- **REQUEST**
Extract all records. Keep each one exact.

- **DATASET RECORDS**
◇ ◇ ◇

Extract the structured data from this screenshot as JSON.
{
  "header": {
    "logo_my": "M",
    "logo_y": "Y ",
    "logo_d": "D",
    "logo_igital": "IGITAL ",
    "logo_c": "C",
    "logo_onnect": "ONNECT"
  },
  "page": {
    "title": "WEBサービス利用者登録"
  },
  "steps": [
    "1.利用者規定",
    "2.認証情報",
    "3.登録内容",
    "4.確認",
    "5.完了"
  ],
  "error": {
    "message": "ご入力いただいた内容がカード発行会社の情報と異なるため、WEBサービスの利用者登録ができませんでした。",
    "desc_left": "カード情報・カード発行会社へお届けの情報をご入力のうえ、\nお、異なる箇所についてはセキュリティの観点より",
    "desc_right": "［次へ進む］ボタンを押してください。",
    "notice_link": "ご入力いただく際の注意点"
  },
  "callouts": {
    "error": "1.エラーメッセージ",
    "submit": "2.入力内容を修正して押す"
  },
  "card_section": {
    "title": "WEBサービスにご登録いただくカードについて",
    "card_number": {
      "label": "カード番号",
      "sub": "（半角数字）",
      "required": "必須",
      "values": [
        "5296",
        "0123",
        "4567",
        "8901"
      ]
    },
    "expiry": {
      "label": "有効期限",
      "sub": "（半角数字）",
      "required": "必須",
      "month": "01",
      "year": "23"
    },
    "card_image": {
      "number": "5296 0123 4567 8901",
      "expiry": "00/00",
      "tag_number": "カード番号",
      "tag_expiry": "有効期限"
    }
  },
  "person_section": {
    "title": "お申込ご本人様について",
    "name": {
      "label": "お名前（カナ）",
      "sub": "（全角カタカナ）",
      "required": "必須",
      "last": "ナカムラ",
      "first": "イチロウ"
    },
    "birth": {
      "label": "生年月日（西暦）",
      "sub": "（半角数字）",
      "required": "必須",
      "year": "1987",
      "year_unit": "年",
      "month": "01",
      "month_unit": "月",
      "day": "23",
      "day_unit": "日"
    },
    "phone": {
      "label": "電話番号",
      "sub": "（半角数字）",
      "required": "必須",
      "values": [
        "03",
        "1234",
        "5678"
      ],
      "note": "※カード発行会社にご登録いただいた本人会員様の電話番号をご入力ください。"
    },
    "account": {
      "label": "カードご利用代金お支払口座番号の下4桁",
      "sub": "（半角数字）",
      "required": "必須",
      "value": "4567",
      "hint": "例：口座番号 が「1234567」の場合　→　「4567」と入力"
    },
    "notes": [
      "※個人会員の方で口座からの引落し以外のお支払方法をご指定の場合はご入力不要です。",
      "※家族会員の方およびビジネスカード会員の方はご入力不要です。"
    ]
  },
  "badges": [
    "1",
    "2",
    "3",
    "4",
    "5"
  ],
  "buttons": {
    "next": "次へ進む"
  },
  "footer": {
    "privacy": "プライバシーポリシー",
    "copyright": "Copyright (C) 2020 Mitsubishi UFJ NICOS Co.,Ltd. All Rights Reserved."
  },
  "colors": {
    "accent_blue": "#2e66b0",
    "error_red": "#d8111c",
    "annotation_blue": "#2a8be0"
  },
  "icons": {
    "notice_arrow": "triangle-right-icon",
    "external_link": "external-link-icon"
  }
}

◇ ◇ ◇

- **EXPECTED OUTPUT**
Extract the structured data from this screenshot as JSON.
{
  "header": {
    "logo_my": "M",
    "logo_y": "Y ",
    "logo_d": "D",
    "logo_igital": "IGITAL ",
    "logo_c": "C",
    "logo_onnect": "ONNECT"
  },
  "page": {
    "title": "WEBサービス利用者登録"
  },
  "steps": [
    "1.利用者規定",
    "2.認証情報",
    "3.登録内容",
    "4.確認",
    "5.完了"
  ],
  "error": {
    "message": "ご入力いただいた内容がカード発行会社の情報と異なるため、WEBサービスの利用者登録ができませんでした。",
    "desc_left": "カード情報・カード発行会社へお届けの情報をご入力のうえ、\nお、異なる箇所についてはセキュリティの観点より",
    "desc_right": "［次へ進む］ボタンを押してください。",
    "notice_link": "ご入力いただく際の注意点"
  },
  "callouts": {
    "error": "1.エラーメッセージ",
    "submit": "2.入力内容を修正して押す"
  },
  "card_section": {
    "title": "WEBサービスにご登録いただくカードについて",
    "card_number": {
      "label": "カード番号",
      "sub": "（半角数字）",
      "required": "必須",
      "values": [
        "5296",
        "0123",
        "4567",
        "8901"
      ]
    },
    "expiry": {
      "label": "有効期限",
      "sub": "（半角数字）",
      "required": "必須",
      "month": "01",
      "year": "23"
    },
    "card_image": {
      "number": "5296 0123 4567 8901",
      "expiry": "00/00",
      "tag_number": "カード番号",
      "tag_expiry": "有効期限"
    }
  },
  "person_section": {
    "title": "お申込ご本人様について",
    "name": {
      "label": "お名前（カナ）",
      "sub": "（全角カタカナ）",
      "required": "必須",
      "last": "ナカムラ",
      "first": "イチロウ"
    },
    "birth": {
      "label": "生年月日（西暦）",
      "sub": "（半角数字）",
      "required": "必須",
      "year": "1987",
      "year_unit": "年",
      "month": "01",
      "month_unit": "月",
      "day": "23",
      "day_unit": "日"
    },
    "phone": {
      "label": "電話番号",
      "sub": "（半角数字）",
      "required": "必須",
      "values": [
        "03",
        "1234",
        "5678"
      ],
      "note": "※カード発行会社にご登録いただいた本人会員様の電話番号をご入力ください。"
    },
    "account": {
      "label": "カードご利用代金お支払口座番号の下4桁",
      "sub": "（半角数字）",
      "required": "必須",
      "value": "4567",
      "hint": "例：口座番号 が「1234567」の場合　→　「4567」と入力"
    },
    "notes": [
      "※個人会員の方で口座からの引落し以外のお支払方法をご指定の場合はご入力不要です。",
      "※家族会員の方およびビジネスカード会員の方はご入力不要です。"
    ]
  },
  "badges": [
    "1",
    "2",
    "3",
    "4",
    "5"
  ],
  "buttons": {
    "next": "次へ進む"
  },
  "footer": {
    "privacy": "プライバシーポリシー",
    "copyright": "Copyright (C) 2020 Mitsubishi UFJ NICOS Co.,Ltd. All Rights Reserved."
  },
  "colors": {
    "accent_blue": "#2e66b0",
    "error_red": "#d8111c",
    "annotation_blue": "#2a8be0"
  },
  "icons": {
    "notice_arrow": "triangle-right-icon",
    "external_link": "external-link-icon"
  }
}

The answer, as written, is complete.